Dataset items:

— START —

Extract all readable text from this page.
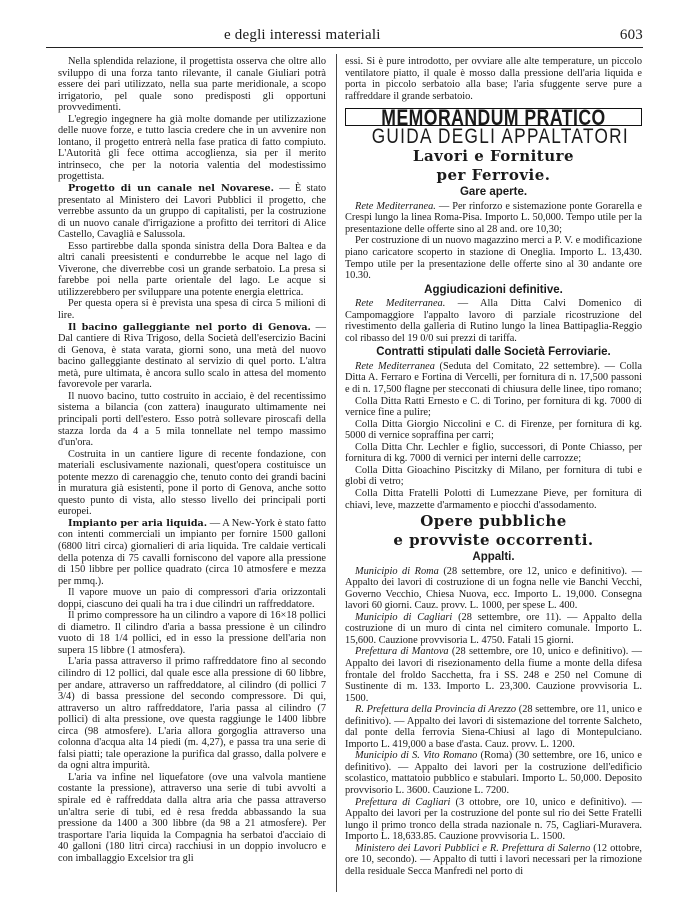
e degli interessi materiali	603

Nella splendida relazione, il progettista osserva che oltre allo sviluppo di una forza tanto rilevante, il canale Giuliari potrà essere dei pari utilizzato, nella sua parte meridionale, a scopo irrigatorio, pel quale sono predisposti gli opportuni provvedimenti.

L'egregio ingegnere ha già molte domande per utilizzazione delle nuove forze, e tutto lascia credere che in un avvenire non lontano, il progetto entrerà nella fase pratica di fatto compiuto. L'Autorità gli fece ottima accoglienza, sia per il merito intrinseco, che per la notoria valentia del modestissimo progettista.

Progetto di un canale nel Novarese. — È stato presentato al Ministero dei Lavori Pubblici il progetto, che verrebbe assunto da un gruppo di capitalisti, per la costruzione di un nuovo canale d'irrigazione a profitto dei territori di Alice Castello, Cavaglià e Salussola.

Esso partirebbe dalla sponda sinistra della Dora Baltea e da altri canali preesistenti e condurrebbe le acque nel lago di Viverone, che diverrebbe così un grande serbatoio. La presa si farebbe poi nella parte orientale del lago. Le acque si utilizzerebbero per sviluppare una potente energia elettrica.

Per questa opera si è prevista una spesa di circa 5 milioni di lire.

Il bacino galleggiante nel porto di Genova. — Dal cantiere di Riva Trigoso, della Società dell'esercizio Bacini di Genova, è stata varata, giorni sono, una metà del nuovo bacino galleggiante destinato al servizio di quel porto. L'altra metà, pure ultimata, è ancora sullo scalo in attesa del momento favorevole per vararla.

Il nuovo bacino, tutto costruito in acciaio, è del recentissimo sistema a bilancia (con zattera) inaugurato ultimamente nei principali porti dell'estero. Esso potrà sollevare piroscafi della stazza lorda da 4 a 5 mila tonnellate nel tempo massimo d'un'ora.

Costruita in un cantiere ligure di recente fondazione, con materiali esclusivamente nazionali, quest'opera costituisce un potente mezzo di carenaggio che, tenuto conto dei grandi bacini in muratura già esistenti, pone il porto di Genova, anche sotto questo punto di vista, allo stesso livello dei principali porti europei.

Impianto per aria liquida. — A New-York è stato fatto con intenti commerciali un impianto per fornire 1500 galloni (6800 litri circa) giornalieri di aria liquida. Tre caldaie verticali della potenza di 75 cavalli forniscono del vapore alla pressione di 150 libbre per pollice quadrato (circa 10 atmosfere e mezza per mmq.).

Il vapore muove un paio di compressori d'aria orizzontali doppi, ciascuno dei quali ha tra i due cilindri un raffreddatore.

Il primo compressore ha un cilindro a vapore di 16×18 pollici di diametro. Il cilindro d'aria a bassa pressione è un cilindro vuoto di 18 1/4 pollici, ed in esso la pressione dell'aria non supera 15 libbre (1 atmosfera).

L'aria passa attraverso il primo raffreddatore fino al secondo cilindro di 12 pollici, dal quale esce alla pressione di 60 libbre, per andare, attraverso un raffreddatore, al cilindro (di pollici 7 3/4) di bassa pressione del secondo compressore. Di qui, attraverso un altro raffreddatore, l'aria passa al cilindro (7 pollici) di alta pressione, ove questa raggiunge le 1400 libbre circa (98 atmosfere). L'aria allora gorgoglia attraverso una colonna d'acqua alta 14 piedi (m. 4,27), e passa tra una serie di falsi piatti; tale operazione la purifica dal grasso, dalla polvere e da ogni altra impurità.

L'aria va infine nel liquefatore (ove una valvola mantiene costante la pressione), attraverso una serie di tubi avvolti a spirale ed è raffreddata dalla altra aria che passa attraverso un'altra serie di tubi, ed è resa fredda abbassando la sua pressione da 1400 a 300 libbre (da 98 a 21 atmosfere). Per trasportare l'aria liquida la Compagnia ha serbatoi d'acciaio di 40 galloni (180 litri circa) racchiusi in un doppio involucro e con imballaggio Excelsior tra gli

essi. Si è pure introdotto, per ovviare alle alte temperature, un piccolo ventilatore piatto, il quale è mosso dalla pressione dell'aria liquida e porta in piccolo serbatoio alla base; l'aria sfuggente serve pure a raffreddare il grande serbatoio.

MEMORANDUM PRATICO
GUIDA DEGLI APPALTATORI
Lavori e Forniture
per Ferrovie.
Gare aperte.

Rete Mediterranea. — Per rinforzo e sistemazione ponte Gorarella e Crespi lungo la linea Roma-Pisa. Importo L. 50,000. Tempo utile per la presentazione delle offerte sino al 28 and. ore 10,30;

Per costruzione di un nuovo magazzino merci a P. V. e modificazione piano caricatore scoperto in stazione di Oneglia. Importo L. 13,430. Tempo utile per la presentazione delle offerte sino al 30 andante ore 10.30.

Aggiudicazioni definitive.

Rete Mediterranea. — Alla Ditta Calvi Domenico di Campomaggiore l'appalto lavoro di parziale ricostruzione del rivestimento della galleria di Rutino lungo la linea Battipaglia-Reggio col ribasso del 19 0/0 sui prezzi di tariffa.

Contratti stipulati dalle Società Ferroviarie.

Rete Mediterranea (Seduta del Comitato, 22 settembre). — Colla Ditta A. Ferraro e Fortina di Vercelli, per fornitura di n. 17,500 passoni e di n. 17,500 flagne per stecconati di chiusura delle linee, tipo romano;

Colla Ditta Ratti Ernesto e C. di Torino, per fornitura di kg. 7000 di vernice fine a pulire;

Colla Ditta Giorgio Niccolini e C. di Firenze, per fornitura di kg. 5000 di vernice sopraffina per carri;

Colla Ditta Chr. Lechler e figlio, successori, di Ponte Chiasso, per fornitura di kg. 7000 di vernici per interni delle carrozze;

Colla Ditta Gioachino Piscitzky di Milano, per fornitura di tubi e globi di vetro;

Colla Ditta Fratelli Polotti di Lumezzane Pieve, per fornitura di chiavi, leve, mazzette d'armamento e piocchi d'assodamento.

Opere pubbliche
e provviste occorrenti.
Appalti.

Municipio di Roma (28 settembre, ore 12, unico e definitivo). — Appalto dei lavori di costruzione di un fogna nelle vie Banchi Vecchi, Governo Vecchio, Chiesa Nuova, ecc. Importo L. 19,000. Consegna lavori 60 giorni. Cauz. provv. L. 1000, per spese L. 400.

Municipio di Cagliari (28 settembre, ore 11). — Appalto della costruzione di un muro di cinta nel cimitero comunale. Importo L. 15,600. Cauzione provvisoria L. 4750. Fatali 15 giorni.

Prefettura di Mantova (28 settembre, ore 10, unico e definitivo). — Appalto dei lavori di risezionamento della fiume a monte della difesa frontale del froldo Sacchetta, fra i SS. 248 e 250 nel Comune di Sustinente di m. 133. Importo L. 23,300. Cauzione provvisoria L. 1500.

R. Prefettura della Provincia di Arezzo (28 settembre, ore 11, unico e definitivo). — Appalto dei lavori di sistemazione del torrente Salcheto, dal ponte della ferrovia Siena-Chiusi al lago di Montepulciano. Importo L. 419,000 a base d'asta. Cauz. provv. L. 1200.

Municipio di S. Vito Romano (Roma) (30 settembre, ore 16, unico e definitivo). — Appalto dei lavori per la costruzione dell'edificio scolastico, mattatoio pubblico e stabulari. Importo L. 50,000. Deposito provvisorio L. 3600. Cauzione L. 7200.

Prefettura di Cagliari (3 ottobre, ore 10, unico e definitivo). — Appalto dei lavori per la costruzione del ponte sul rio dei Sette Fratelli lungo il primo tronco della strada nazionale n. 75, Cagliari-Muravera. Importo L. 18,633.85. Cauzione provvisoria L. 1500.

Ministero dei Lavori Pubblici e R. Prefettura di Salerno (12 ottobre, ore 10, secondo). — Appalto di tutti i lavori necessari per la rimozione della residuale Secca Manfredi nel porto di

— END —
— START —

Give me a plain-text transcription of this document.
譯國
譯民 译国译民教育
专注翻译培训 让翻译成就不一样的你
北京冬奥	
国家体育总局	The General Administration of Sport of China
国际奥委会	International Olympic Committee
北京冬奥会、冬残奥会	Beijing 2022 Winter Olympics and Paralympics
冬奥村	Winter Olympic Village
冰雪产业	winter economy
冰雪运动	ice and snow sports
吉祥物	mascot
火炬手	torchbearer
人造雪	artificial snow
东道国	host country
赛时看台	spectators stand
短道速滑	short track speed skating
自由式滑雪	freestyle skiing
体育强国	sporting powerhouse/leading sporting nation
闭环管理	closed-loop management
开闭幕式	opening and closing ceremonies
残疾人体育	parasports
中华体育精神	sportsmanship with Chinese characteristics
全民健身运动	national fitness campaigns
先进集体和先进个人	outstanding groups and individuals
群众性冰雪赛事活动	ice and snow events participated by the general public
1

— END —
— START —

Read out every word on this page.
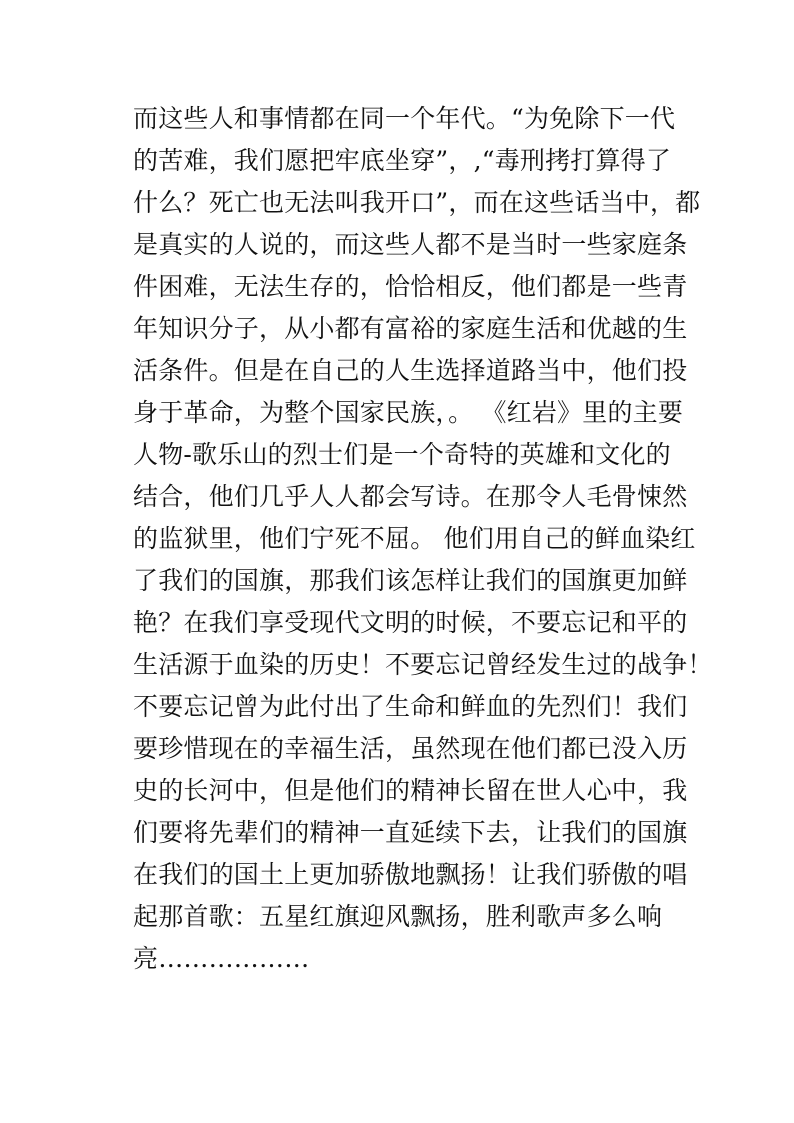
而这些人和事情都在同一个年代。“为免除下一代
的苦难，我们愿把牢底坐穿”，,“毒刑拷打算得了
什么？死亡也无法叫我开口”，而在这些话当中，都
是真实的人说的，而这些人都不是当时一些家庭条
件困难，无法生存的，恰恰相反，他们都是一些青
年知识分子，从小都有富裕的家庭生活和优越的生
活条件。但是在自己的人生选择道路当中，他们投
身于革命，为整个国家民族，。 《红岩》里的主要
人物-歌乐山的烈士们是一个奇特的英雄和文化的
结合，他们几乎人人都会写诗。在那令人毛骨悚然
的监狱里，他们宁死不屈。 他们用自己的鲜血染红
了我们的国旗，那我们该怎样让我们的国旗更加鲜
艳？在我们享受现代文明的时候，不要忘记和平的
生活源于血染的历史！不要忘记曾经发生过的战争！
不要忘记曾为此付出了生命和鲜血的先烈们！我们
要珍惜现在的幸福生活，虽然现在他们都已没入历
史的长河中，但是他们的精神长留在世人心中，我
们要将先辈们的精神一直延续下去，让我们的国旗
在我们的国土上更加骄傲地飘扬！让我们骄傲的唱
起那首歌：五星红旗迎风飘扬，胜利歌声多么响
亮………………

— END —

> _WHAT YOU ARE ASKED TO DO_
Where a line above contains the string "pollici", copy that line.

> _OUTPUT OF THE TASK_
Il primo compressore ha un cilindro a vapore di 16×18 pollici di diametro. Il cilindro d'aria a bassa pressione è un cilindro vuoto di 18 1/4 pollici, ed in esso la pressione dell'aria non supera 15 libbre (1 atmosfera).
L'aria passa attraverso il primo raffreddatore fino al secondo cilindro di 12 pollici, dal quale esce alla pressione di 60 libbre, per andare, attraverso un raffreddatore, al cilindro (di pollici 7 3/4) di bassa pressione del secondo compressore. Di qui, attraverso un altro raffreddatore, l'aria passa al cilindro (7 pollici) di alta pressione, ove questa raggiunge le 1400 libbre circa (98 atmosfere). L'aria allora gorgoglia attraverso una colonna d'acqua alta 14 piedi (m. 4,27), e passa tra una serie di falsi piatti; tale operazione la purifica dal grasso, dalla polvere e da ogni altra impurità.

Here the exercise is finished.